----- DATA FOR PROCESSING

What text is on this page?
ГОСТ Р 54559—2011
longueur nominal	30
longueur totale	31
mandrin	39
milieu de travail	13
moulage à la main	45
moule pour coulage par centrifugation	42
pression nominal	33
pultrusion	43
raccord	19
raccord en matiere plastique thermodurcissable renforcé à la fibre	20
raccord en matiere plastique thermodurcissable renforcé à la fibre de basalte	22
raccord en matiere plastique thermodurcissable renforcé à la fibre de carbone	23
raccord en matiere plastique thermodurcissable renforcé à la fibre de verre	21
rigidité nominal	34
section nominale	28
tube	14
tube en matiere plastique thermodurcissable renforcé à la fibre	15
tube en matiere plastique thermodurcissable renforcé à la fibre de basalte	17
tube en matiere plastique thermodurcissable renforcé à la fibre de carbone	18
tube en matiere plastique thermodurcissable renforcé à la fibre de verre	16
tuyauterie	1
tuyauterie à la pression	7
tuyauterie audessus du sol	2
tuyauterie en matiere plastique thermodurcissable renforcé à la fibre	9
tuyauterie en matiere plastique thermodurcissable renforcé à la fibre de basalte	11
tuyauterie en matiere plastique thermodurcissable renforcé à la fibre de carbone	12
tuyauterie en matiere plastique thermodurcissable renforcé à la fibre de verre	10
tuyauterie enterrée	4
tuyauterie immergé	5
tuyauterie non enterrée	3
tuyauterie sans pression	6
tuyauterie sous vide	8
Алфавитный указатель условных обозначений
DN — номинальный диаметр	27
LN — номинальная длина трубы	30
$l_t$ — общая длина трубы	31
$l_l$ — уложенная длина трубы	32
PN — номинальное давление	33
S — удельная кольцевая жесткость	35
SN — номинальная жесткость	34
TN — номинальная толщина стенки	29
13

----------

Gather from the data above every line with the string "tuyauterie".

tuyauterie	1
tuyauterie à la pression	7
tuyauterie audessus du sol	2
tuyauterie en matiere plastique thermodurcissable renforcé à la fibre	9
tuyauterie en matiere plastique thermodurcissable renforcé à la fibre de basalte	11
tuyauterie en matiere plastique thermodurcissable renforcé à la fibre de carbone	12
tuyauterie en matiere plastique thermodurcissable renforcé à la fibre de verre	10
tuyauterie enterrée	4
tuyauterie immergé	5
tuyauterie non enterrée	3
tuyauterie sans pression	6
tuyauterie sous vide	8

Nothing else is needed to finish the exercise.